阅读节选 —
也就是说,UnifiedMemoryManager统一内存存储管理策略中,默认情况下,storage区域和execution区域默认都占其共享内存区域的一半,而execution和storage区域共享的最大内存为系统最大可用内存systemMemory减去预留内存reservedMemory后的75%。至于在哪里体现的动态调整,则要到真正申请内存时再体现了。
好了,UnifiedMemoryManager统一内存存储管理器的初始化也讲完了。那么,接下来的问题则是,何时以及如何进行内存的申请及分配?针对storage和execution,我们一个个的看。
首先看看storage,顾名思义,storage是存储的意思,也就是说是在Task运行完成出结果后,对结果的存储区域。我们回顾下博文《Spark源码分析之七:Task运行(一)》中所讲的Task运行完成后对Task运行结果的处理,如果 Task运行结果大小超过Akka除去需要保留的字节外最大大小,则将结果写入BlockManager,那么是如何写入的呢?代码如下:
- env.blockManager.putBytes(
- blockId, serializedDirectResult, StorageLevel.MEMORY_AND_DISK_SER)
调用的是BlockManager的putBytes()方法,很显然,写入的是二进制Bytes数据,且使用的存储策略是MEMORY_AND_DISK_SER。我们先看下这个方法:
-
-
-
-
- def putBytes(
- blockId: BlockId,
- bytes: ByteBuffer,
- level: StorageLevel,
- tellMaster: Boolean = true,
- effectiveStorageLevel: Option[StorageLevel] = None): Seq[(BlockId, BlockStatus)] = {
- require(bytes != null, "Bytes is null")
- doPut(blockId, ByteBufferValues(bytes), level, tellMaster, effectiveStorageLevel)
- }
调用的是doPut()方法,传入的是ByteBufferValues类型的数据,而doPut()方法中,则有如下关键代码:
-
- val result = data match {
- case IteratorValues(iterator) =>
- blockStore.putIterator(blockId, iterator, putLevel, returnValues)
- case ArrayValues(array) =>
- blockStore.putArray(blockId, array, putLevel, returnValues)
- case ByteBufferValues(bytes) =>
- bytes.rewind()
- blockStore.putBytes(blockId, bytes, putLevel)
- }
上面提到过,传入的是ByteBufferValues类型的数据,那么这里调用的就应该是BlockStore的putBytes()方法。而BlockStore是一个抽象类,有硬盘DiskStore、外部块ExternalBlockStore、内存MemoryStore三种实现形式,这里既然讲的是内存管理模型,我们当然要看其内存实现形式MemoryStore了。而putBytes()方法中,不管level.deserialized是true还是false,最终还是调用的tryToPut()方法,该方法中,对内存的处理为:
- val enoughMemory = memoryManager.acquireStorageMemory(blockId, size, droppedBlocks)
- if (enoughMemory) {
-
- val entry = new MemoryEntry(value(), size, deserialized)
- entries.synchronized {
- entries.put(blockId, entry)
- }
- val valuesOrBytes = if (deserialized) "values" else "bytes"
- logInfo("Block %s stored as %s in memory (estimated size %s, free %s)".format(
- blockId, valuesOrBytes, Utils.bytesToString(size), Utils.bytesToString(blocksMemoryUsed)))

练习说明 —
根据上面关于Spark内存管理的节选作答:
1. 默认情况下,execution和storage区域共享的最大内存是多少?
2. 将Task运行结果写入BlockManager时,putBytes()使用的存储策略是什么?
3. BlockStore有哪三种实现形式?

已保存条目 —
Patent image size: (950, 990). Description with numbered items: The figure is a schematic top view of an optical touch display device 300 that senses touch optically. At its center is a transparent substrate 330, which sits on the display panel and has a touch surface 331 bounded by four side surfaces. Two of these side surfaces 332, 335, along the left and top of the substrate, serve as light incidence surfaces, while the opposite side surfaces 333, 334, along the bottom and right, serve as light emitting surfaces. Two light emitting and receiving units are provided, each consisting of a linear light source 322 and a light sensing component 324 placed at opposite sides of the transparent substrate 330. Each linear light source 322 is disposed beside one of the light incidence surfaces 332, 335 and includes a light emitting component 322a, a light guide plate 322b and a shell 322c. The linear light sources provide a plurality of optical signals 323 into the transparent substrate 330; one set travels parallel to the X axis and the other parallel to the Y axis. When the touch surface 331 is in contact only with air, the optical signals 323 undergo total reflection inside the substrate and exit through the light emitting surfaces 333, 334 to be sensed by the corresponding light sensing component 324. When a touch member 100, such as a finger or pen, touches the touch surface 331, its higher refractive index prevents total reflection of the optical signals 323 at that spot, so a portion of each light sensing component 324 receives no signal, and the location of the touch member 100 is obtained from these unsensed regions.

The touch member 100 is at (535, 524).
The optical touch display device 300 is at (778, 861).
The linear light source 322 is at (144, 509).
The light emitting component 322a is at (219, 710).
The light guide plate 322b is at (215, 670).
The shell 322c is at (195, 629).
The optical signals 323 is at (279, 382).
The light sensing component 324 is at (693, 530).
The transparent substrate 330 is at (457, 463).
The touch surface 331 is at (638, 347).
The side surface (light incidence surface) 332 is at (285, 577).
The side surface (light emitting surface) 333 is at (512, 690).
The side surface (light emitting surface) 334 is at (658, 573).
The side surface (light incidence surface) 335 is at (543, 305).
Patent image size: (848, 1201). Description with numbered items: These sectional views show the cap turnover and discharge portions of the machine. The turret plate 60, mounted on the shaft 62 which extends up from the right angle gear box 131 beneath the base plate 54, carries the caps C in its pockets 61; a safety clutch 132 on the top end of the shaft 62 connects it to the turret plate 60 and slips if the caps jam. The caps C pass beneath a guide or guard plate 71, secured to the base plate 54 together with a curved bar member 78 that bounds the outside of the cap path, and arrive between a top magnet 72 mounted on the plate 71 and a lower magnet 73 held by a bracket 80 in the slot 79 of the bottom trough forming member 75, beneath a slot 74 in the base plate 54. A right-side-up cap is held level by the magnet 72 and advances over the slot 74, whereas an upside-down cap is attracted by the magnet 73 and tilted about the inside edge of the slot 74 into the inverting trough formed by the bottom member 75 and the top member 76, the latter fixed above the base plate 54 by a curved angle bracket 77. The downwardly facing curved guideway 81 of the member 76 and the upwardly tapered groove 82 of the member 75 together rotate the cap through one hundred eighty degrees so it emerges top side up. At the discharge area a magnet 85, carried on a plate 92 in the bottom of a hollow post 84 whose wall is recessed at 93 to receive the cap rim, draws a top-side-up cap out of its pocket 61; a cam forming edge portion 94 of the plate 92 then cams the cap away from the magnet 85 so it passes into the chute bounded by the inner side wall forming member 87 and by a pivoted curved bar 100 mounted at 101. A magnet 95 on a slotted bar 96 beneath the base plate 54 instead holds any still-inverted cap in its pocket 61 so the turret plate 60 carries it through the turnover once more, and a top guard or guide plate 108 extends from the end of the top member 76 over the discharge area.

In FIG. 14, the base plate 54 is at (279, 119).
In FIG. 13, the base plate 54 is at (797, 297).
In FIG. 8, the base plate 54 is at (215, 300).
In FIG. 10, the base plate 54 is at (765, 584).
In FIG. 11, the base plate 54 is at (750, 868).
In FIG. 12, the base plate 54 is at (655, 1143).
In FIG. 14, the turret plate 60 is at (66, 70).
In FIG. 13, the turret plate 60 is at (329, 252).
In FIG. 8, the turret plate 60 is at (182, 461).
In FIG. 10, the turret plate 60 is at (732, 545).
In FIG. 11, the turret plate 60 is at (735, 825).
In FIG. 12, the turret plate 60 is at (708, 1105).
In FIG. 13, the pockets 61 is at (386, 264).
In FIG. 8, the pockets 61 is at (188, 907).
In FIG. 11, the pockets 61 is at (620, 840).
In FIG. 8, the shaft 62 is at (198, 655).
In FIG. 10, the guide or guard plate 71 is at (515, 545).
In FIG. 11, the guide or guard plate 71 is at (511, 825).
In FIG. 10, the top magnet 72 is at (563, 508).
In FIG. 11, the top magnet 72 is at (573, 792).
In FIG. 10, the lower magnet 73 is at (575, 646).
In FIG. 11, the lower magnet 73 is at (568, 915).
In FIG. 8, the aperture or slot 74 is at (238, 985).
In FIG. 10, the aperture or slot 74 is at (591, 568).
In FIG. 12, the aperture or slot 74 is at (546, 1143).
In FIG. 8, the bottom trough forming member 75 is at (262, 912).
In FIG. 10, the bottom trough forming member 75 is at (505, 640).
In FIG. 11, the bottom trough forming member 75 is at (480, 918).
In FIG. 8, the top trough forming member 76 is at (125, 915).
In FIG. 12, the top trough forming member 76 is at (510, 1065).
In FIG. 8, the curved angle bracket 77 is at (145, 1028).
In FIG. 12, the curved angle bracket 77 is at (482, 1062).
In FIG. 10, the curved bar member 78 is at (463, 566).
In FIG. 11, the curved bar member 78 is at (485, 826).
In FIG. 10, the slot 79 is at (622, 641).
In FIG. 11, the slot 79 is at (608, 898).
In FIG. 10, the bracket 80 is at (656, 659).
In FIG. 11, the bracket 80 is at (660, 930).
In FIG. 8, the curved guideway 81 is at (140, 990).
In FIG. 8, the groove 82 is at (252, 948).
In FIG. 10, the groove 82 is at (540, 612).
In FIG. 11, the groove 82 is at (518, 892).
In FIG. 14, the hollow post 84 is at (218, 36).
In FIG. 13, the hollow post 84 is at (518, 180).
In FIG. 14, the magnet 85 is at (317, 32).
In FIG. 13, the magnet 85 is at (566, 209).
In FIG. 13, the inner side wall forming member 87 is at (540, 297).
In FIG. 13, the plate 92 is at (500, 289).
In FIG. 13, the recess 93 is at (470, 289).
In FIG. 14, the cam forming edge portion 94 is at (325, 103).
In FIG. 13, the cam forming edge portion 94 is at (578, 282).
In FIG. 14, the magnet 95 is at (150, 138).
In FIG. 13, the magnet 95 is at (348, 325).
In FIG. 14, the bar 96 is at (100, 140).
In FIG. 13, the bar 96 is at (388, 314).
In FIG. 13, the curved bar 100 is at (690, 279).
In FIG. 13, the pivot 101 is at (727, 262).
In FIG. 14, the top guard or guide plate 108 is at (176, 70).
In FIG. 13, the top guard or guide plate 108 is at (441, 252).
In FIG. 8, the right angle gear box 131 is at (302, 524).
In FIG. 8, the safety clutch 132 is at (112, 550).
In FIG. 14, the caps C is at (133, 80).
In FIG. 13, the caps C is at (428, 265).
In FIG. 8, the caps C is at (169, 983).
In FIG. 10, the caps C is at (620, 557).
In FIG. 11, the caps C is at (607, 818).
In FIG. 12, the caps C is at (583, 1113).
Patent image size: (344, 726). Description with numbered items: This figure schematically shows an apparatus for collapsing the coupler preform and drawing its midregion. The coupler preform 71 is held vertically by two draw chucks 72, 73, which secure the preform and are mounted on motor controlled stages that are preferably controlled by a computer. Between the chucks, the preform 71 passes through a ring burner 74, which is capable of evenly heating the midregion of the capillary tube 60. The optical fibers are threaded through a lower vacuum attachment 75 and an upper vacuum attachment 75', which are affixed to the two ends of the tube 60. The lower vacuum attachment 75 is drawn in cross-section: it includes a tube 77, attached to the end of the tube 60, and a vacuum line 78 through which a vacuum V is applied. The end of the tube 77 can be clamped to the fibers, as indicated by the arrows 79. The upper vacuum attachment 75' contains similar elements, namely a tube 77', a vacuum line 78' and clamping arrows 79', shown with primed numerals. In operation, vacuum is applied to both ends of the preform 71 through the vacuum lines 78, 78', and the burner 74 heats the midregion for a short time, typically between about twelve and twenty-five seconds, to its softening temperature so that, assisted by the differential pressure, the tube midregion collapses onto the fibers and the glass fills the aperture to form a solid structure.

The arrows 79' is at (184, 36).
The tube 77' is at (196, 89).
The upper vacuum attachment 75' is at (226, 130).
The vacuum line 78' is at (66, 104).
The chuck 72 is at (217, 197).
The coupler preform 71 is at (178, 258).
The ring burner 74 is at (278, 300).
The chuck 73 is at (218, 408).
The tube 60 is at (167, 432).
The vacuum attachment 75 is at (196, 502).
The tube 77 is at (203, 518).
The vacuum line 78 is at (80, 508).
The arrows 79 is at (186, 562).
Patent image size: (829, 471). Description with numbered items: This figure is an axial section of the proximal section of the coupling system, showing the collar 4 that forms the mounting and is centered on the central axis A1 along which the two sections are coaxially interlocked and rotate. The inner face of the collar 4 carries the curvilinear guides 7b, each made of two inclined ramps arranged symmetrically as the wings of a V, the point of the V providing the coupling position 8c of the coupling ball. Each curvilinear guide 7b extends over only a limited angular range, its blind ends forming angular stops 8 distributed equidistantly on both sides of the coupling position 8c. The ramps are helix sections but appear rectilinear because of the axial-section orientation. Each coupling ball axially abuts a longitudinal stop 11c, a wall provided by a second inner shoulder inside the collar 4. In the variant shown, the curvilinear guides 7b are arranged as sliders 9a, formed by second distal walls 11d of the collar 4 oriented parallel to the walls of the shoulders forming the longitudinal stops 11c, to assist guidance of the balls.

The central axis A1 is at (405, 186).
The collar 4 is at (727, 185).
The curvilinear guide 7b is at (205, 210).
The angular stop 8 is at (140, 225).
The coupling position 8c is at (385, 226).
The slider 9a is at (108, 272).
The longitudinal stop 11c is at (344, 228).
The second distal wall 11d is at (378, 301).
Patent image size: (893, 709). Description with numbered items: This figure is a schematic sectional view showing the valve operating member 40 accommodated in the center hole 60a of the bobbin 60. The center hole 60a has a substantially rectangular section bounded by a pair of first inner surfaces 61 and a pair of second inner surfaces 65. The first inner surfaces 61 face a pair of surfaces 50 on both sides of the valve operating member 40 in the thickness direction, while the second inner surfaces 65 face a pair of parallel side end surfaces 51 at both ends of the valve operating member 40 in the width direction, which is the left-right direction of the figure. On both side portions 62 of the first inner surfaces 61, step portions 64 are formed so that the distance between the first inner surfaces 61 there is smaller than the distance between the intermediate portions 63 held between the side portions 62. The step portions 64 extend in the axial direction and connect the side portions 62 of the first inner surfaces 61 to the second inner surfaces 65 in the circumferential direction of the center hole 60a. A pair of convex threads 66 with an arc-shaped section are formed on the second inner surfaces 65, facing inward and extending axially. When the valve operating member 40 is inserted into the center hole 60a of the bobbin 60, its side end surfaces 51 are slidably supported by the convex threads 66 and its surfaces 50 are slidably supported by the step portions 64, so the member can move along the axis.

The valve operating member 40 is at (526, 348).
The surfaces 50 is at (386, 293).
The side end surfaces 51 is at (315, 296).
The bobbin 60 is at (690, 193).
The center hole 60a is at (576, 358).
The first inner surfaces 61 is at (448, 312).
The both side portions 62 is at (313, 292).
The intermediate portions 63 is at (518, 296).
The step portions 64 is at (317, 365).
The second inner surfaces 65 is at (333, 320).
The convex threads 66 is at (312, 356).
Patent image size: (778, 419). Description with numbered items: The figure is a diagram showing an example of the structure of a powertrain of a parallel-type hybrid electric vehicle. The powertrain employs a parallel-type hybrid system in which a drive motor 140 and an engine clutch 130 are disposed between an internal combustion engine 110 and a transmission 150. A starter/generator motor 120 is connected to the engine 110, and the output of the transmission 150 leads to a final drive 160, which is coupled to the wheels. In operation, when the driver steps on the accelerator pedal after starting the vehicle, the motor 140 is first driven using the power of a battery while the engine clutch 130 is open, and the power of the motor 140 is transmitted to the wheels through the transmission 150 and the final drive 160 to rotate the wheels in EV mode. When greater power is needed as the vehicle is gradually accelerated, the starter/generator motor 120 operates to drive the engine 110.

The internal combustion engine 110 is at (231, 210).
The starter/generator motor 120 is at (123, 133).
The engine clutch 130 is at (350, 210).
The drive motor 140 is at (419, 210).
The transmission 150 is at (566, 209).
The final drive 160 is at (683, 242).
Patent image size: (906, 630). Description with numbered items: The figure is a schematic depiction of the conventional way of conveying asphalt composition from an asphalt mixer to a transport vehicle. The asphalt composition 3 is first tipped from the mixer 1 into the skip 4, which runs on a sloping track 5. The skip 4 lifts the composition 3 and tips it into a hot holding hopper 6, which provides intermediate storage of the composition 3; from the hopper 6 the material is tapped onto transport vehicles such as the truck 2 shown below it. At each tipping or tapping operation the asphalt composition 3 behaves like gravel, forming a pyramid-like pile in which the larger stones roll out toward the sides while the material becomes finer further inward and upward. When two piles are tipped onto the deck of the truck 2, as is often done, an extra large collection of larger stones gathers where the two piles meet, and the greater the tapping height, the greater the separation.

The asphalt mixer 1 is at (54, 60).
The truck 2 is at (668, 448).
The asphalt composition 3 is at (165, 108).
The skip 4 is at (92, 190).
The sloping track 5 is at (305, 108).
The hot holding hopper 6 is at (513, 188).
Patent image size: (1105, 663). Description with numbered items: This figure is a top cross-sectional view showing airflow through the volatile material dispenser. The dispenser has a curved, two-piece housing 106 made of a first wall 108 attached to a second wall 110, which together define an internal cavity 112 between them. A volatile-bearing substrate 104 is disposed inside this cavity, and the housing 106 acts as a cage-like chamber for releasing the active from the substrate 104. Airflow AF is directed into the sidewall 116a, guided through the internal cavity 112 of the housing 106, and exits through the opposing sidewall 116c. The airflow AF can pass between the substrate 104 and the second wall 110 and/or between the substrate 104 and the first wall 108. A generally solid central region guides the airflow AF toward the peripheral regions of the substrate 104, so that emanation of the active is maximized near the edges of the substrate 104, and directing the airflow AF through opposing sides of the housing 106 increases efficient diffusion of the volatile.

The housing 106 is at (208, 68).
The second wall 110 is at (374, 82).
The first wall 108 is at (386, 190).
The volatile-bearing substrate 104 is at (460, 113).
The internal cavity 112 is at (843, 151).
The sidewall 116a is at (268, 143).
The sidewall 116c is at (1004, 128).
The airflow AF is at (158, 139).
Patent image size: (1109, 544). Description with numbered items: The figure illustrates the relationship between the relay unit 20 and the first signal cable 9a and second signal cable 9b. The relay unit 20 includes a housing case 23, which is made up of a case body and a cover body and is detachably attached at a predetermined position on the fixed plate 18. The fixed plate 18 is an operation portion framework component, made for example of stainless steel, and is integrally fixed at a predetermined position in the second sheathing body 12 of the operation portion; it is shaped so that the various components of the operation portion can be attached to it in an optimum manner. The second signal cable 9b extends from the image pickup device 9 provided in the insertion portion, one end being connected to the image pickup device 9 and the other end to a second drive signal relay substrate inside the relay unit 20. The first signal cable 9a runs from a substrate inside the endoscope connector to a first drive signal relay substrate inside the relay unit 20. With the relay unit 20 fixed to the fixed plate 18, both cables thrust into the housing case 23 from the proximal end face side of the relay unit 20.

作答区 —
1. 系统最大可用内存systemMemory减去预留内存reservedMemory后的75%。
2. MEMORY_AND_DISK_SER。
3. 硬盘DiskStore、外部块ExternalBlockStore、内存MemoryStore。